Faithfully return all lines, omitting every embedded picture.

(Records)
— Start —

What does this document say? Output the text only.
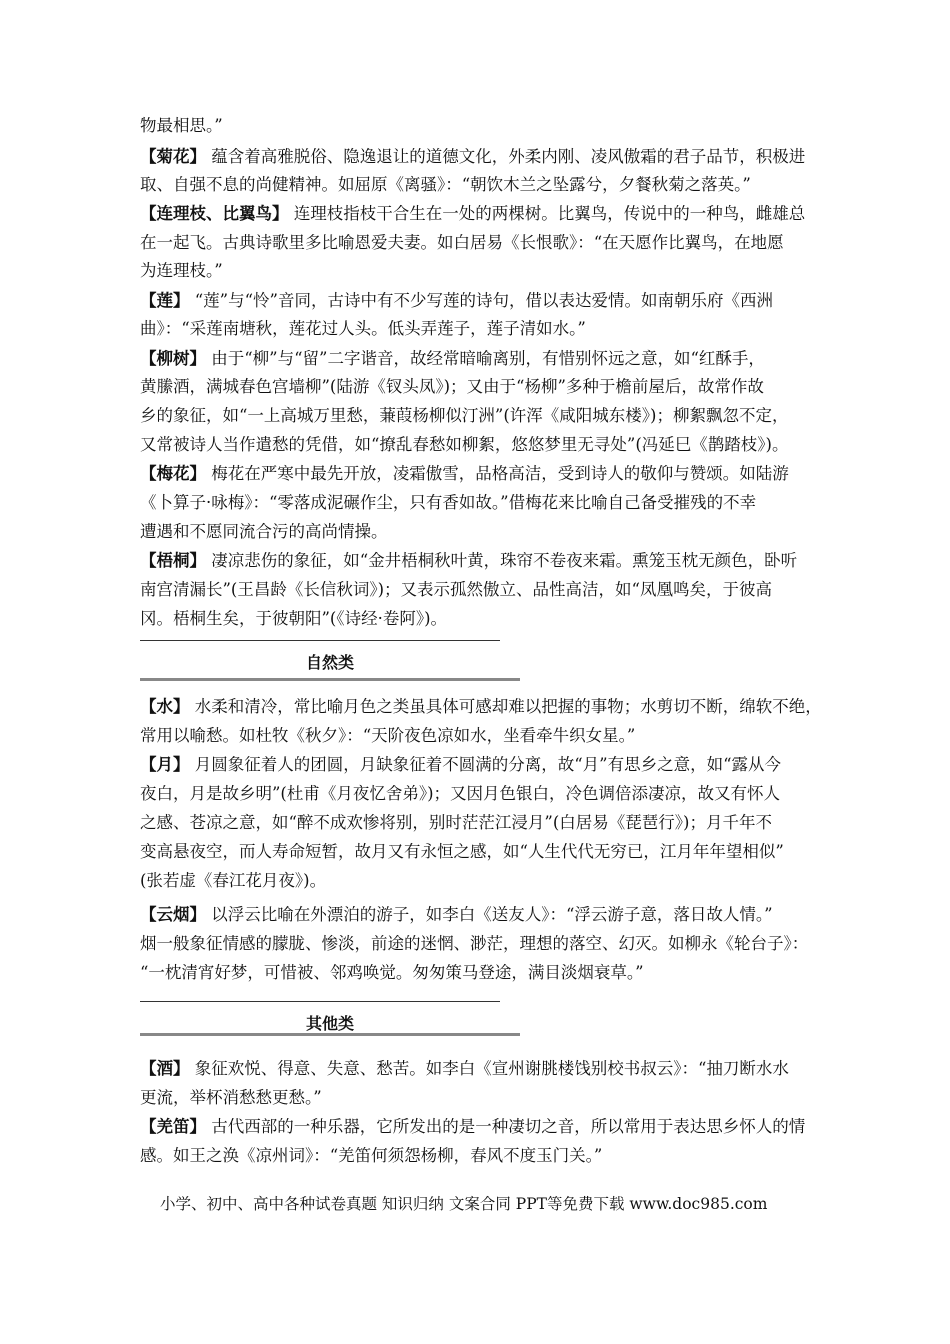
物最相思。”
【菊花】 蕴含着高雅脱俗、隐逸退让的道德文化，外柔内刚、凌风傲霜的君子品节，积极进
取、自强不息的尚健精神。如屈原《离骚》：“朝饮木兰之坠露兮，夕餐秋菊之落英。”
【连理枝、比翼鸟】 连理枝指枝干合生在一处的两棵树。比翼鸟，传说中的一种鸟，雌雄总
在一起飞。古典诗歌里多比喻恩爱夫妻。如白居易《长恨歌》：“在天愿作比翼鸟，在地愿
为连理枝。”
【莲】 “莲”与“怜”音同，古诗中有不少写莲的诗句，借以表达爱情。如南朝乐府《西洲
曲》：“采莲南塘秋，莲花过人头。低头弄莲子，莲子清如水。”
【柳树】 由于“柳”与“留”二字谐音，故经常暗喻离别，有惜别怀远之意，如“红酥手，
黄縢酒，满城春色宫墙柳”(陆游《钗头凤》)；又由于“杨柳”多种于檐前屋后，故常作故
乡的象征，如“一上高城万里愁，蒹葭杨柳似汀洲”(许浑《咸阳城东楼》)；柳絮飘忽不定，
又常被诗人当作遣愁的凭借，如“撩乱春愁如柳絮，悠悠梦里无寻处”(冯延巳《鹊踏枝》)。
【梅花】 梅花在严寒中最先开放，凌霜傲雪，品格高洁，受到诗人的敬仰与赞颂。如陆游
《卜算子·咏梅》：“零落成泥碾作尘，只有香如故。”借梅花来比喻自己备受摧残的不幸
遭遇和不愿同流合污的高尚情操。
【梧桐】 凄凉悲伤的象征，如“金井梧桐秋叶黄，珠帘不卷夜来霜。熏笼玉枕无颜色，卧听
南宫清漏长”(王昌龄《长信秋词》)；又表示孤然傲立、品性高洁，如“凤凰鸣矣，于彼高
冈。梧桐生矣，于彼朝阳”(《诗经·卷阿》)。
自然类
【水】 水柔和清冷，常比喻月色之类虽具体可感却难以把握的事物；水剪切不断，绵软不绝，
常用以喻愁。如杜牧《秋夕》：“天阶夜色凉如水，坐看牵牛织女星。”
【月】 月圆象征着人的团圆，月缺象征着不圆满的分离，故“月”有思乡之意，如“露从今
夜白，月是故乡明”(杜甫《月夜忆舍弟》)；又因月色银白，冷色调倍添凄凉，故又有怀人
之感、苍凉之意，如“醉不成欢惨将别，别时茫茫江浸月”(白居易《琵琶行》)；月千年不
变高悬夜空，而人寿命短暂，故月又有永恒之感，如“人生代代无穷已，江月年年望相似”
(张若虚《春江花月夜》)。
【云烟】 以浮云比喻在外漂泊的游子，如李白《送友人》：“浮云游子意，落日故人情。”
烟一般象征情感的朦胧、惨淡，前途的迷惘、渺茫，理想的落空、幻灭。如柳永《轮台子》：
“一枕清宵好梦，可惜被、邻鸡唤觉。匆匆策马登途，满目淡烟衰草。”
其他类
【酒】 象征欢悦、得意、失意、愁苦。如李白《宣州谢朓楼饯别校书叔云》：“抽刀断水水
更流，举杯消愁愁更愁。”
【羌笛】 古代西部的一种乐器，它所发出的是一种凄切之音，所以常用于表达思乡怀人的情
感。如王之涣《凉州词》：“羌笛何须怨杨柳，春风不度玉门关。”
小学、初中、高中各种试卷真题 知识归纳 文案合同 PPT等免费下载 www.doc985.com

— End —

## RESPONSE BELOW:
What does this document say? Output the text only.
物最相思。”
【菊花】 蕴含着高雅脱俗、隐逸退让的道德文化，外柔内刚、凌风傲霜的君子品节，积极进
取、自强不息的尚健精神。如屈原《离骚》：“朝饮木兰之坠露兮，夕餐秋菊之落英。”
【连理枝、比翼鸟】 连理枝指枝干合生在一处的两棵树。比翼鸟，传说中的一种鸟，雌雄总
在一起飞。古典诗歌里多比喻恩爱夫妻。如白居易《长恨歌》：“在天愿作比翼鸟，在地愿
为连理枝。”
【莲】 “莲”与“怜”音同，古诗中有不少写莲的诗句，借以表达爱情。如南朝乐府《西洲
曲》：“采莲南塘秋，莲花过人头。低头弄莲子，莲子清如水。”
【柳树】 由于“柳”与“留”二字谐音，故经常暗喻离别，有惜别怀远之意，如“红酥手，
黄縢酒，满城春色宫墙柳”(陆游《钗头凤》)；又由于“杨柳”多种于檐前屋后，故常作故
乡的象征，如“一上高城万里愁，蒹葭杨柳似汀洲”(许浑《咸阳城东楼》)；柳絮飘忽不定，
又常被诗人当作遣愁的凭借，如“撩乱春愁如柳絮，悠悠梦里无寻处”(冯延巳《鹊踏枝》)。
【梅花】 梅花在严寒中最先开放，凌霜傲雪，品格高洁，受到诗人的敬仰与赞颂。如陆游
《卜算子·咏梅》：“零落成泥碾作尘，只有香如故。”借梅花来比喻自己备受摧残的不幸
遭遇和不愿同流合污的高尚情操。
【梧桐】 凄凉悲伤的象征，如“金井梧桐秋叶黄，珠帘不卷夜来霜。熏笼玉枕无颜色，卧听
南宫清漏长”(王昌龄《长信秋词》)；又表示孤然傲立、品性高洁，如“凤凰鸣矣，于彼高
冈。梧桐生矣，于彼朝阳”(《诗经·卷阿》)。
自然类
【水】 水柔和清冷，常比喻月色之类虽具体可感却难以把握的事物；水剪切不断，绵软不绝，
常用以喻愁。如杜牧《秋夕》：“天阶夜色凉如水，坐看牵牛织女星。”
【月】 月圆象征着人的团圆，月缺象征着不圆满的分离，故“月”有思乡之意，如“露从今
夜白，月是故乡明”(杜甫《月夜忆舍弟》)；又因月色银白，冷色调倍添凄凉，故又有怀人
之感、苍凉之意，如“醉不成欢惨将别，别时茫茫江浸月”(白居易《琵琶行》)；月千年不
变高悬夜空，而人寿命短暂，故月又有永恒之感，如“人生代代无穷已，江月年年望相似”
(张若虚《春江花月夜》)。
【云烟】 以浮云比喻在外漂泊的游子，如李白《送友人》：“浮云游子意，落日故人情。”
烟一般象征情感的朦胧、惨淡，前途的迷惘、渺茫，理想的落空、幻灭。如柳永《轮台子》：
“一枕清宵好梦，可惜被、邻鸡唤觉。匆匆策马登途，满目淡烟衰草。”
其他类
【酒】 象征欢悦、得意、失意、愁苦。如李白《宣州谢朓楼饯别校书叔云》：“抽刀断水水
更流，举杯消愁愁更愁。”
【羌笛】 古代西部的一种乐器，它所发出的是一种凄切之音，所以常用于表达思乡怀人的情
感。如王之涣《凉州词》：“羌笛何须怨杨柳，春风不度玉门关。”
小学、初中、高中各种试卷真题 知识归纳 文案合同 PPT等免费下载 www.doc985.com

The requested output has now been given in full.